╭─ Given data

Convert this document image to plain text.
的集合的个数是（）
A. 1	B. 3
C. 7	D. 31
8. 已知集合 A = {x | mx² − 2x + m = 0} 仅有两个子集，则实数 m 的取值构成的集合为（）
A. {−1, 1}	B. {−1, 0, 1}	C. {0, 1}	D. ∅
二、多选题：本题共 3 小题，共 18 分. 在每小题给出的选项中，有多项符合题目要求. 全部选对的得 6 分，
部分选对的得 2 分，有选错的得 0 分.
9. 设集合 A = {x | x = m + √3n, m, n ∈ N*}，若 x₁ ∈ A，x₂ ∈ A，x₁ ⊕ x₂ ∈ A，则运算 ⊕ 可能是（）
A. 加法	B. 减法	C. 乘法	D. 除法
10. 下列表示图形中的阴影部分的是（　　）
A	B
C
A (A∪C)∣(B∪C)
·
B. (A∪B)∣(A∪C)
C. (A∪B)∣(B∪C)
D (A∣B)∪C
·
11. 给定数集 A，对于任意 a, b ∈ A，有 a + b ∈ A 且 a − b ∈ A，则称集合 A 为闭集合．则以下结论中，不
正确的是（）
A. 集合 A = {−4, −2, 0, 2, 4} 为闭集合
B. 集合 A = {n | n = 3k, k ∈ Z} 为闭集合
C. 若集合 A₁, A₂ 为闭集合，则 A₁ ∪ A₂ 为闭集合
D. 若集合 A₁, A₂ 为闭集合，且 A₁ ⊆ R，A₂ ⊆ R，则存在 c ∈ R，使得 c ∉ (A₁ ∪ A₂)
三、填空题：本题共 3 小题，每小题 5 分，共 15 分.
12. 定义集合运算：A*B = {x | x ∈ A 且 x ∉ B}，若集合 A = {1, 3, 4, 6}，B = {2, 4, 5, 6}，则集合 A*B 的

╰─

▶ [Given task] Return all lines of the material above in which the word "为闭集合" occurs.

▶ [Answer for this exercise]
11. 给定数集 A，对于任意 a, b ∈ A，有 a + b ∈ A 且 a − b ∈ A，则称集合 A 为闭集合．则以下结论中，不
A. 集合 A = {−4, −2, 0, 2, 4} 为闭集合
B. 集合 A = {n | n = 3k, k ∈ Z} 为闭集合
C. 若集合 A₁, A₂ 为闭集合，则 A₁ ∪ A₂ 为闭集合
D. 若集合 A₁, A₂ 为闭集合，且 A₁ ⊆ R，A₂ ⊆ R，则存在 c ∈ R，使得 c ∉ (A₁ ∪ A₂)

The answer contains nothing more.